What is needed: All lines featuring the string "Berlin" are to be listed.
--- BEGIN Data for this exercise ---
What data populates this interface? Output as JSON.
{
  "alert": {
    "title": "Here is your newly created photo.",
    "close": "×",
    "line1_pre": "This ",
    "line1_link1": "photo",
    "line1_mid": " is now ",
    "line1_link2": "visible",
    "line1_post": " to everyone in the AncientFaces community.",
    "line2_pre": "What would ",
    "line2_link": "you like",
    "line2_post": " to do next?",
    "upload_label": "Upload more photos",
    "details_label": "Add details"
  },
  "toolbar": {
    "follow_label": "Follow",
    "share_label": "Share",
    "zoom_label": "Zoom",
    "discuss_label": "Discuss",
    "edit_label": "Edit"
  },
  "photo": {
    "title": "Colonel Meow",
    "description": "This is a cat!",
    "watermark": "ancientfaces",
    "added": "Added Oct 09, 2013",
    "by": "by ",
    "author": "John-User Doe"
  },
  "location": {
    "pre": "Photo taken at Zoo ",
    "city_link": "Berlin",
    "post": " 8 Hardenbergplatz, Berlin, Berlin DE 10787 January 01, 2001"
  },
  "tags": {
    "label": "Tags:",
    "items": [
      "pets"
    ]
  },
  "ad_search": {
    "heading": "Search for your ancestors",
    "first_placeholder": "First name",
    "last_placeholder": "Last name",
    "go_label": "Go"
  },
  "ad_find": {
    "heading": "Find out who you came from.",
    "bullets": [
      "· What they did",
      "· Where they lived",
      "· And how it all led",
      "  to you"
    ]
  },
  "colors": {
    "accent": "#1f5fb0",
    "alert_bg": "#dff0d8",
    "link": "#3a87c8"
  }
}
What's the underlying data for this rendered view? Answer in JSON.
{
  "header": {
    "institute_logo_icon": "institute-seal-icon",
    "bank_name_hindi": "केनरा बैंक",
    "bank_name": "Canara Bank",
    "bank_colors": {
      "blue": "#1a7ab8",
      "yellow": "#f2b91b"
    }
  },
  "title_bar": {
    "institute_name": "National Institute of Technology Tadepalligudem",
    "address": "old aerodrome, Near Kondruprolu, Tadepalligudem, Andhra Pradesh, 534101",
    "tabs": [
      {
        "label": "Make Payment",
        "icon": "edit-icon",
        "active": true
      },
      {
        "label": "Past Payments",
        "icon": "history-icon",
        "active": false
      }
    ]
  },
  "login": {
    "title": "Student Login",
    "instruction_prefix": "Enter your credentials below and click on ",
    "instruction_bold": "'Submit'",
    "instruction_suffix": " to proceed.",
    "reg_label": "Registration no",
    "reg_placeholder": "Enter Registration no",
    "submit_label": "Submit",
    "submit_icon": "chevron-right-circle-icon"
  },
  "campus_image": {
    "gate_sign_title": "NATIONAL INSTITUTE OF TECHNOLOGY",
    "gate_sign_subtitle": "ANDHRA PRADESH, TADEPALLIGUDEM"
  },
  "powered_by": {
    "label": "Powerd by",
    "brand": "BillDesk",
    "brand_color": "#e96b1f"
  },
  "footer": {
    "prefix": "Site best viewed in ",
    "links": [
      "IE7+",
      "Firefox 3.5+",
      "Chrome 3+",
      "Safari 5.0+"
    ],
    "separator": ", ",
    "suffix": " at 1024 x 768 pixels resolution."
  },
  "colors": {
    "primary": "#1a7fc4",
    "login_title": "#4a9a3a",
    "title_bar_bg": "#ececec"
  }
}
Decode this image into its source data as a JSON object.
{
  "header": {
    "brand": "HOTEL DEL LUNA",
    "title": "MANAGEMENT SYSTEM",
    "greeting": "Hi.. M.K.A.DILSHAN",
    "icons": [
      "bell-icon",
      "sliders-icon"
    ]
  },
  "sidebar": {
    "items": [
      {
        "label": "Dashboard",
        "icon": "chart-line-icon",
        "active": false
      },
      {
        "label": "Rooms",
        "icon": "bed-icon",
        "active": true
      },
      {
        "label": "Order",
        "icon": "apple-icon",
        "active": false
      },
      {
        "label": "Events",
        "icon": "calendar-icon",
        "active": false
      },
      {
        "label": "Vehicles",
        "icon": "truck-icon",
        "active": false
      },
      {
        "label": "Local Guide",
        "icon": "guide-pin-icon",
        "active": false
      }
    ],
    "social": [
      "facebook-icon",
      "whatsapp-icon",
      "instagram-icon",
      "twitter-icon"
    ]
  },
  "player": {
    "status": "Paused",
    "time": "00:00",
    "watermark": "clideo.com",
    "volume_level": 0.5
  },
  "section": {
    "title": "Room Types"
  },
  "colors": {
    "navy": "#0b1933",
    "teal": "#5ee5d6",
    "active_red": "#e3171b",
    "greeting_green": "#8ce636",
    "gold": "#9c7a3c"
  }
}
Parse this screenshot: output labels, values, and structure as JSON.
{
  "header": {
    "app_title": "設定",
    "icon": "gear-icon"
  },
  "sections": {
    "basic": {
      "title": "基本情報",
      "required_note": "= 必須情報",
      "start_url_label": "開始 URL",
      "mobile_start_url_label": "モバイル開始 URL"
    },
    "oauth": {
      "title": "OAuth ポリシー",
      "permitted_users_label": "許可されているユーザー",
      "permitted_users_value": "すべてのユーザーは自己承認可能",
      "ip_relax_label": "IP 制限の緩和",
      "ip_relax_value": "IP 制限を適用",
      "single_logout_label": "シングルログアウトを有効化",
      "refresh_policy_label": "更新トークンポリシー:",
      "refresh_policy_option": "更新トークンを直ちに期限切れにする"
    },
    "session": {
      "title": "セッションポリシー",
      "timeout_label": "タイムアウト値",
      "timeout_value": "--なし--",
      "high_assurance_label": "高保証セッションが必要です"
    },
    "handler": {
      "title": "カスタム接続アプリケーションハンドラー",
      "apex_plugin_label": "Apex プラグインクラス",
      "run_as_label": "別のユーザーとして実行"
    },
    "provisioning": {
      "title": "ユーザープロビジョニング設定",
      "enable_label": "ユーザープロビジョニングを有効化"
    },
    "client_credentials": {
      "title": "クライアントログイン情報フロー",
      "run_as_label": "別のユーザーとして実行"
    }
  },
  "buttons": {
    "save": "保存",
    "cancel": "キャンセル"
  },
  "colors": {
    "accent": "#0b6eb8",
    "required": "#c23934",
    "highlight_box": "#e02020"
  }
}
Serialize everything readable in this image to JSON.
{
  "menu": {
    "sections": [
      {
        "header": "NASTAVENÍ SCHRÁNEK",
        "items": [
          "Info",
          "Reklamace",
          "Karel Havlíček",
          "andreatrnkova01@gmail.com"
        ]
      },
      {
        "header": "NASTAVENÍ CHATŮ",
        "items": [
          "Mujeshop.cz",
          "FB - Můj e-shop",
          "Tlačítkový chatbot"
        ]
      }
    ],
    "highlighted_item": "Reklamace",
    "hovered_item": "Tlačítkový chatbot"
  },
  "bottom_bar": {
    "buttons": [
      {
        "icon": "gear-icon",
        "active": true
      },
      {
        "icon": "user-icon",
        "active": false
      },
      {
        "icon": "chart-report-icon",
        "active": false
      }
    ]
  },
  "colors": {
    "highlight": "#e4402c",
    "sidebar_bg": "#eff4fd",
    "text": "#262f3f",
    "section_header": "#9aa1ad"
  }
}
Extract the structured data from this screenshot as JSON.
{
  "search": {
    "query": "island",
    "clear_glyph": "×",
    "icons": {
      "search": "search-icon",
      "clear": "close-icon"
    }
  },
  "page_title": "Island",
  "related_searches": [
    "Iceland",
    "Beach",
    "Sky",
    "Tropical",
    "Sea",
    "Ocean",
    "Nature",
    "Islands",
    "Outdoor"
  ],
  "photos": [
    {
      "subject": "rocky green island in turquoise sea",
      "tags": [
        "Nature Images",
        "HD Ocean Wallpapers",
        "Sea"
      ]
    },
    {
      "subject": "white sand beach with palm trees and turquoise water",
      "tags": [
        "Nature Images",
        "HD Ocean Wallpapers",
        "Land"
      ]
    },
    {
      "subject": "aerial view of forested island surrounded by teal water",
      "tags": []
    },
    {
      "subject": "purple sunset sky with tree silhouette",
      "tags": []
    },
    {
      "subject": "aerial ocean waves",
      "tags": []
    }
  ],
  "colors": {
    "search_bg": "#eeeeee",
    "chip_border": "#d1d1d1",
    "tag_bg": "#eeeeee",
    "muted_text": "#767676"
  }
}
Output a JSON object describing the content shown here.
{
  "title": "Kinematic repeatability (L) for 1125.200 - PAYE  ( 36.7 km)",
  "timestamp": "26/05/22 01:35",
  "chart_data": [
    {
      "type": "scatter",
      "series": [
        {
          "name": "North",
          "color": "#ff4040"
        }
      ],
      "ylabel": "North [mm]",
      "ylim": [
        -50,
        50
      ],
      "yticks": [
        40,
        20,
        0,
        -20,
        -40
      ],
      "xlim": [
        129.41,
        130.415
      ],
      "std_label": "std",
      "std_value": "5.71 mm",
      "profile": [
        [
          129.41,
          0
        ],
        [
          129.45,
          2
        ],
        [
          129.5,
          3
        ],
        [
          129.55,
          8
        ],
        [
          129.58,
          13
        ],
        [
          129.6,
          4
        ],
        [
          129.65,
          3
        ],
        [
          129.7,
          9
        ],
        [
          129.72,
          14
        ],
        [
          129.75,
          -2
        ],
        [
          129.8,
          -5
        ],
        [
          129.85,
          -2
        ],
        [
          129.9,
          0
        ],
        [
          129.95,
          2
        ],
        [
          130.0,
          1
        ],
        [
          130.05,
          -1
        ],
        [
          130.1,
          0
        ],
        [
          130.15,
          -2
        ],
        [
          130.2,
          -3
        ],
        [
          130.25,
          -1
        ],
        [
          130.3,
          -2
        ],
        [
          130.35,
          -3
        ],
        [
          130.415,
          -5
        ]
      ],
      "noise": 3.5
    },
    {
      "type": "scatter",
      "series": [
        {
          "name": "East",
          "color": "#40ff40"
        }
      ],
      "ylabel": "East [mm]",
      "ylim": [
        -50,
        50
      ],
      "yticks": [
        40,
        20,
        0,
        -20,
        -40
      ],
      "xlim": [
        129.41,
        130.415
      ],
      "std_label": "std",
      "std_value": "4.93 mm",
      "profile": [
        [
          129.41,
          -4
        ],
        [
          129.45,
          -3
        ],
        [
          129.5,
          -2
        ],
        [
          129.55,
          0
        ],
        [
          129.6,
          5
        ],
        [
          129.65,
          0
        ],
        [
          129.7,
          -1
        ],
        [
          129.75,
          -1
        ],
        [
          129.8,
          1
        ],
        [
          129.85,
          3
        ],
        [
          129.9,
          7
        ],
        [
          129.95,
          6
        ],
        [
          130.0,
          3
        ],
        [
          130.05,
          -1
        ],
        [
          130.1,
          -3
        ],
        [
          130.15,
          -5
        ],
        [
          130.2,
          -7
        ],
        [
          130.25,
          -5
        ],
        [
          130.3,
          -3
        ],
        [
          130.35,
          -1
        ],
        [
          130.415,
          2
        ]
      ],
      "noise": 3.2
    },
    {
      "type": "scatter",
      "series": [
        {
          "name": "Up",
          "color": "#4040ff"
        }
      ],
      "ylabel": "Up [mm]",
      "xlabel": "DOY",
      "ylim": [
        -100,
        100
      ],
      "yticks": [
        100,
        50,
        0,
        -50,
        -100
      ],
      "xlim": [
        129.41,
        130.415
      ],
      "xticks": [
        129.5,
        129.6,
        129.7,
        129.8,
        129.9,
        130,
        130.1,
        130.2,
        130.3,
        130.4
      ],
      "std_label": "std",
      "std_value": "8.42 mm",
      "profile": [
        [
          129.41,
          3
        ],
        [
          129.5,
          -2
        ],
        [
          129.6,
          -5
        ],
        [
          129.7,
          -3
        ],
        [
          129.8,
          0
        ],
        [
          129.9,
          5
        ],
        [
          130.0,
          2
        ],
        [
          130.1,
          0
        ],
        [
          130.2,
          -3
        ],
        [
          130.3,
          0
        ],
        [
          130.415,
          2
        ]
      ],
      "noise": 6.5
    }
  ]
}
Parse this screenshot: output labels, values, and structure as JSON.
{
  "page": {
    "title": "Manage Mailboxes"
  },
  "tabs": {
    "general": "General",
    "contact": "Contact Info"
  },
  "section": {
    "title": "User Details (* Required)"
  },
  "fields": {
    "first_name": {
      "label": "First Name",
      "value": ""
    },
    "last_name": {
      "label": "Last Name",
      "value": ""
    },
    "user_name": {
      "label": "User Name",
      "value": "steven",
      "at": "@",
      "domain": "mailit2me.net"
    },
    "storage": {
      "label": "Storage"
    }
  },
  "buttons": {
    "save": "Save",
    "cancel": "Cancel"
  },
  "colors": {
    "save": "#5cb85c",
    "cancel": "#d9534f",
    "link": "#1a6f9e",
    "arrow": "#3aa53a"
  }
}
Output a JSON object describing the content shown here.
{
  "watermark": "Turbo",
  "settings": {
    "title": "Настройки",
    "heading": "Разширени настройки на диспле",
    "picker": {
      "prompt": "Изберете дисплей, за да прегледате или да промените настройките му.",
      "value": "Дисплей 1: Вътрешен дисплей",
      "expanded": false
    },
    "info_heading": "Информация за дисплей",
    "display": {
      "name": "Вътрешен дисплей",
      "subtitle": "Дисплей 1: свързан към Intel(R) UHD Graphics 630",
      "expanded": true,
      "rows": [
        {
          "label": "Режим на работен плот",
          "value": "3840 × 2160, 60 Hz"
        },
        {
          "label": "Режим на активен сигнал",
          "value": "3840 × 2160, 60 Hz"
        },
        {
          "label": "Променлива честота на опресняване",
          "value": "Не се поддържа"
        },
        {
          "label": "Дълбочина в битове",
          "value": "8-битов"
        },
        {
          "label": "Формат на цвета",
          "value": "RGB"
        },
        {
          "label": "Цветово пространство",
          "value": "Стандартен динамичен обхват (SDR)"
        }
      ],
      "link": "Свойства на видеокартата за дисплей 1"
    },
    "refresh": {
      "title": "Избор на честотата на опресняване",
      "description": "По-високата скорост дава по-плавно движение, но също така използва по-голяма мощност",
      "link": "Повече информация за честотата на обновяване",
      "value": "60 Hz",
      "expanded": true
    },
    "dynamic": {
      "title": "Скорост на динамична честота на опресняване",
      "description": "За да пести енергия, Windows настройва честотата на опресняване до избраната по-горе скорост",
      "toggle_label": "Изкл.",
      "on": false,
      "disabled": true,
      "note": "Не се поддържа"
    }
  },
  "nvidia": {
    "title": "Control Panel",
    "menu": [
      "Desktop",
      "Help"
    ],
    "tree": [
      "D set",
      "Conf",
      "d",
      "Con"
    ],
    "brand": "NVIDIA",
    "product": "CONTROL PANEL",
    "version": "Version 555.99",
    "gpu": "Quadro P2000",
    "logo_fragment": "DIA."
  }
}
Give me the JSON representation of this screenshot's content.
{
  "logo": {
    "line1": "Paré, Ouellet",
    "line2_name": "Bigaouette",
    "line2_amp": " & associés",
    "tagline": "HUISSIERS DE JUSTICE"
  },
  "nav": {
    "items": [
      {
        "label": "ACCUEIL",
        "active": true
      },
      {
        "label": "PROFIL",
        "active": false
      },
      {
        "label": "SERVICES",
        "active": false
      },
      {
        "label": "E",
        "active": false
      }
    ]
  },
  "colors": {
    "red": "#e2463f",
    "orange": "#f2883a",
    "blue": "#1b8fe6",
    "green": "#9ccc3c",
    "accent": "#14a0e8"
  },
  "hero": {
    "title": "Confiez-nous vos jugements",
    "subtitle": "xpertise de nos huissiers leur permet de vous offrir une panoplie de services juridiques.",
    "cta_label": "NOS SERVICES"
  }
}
--- END Data for this exercise ---
Written answer:
    "city_link": "Berlin",
    "post": " 8 Hardenbergplatz, Berlin, Berlin DE 10787 January 01, 2001"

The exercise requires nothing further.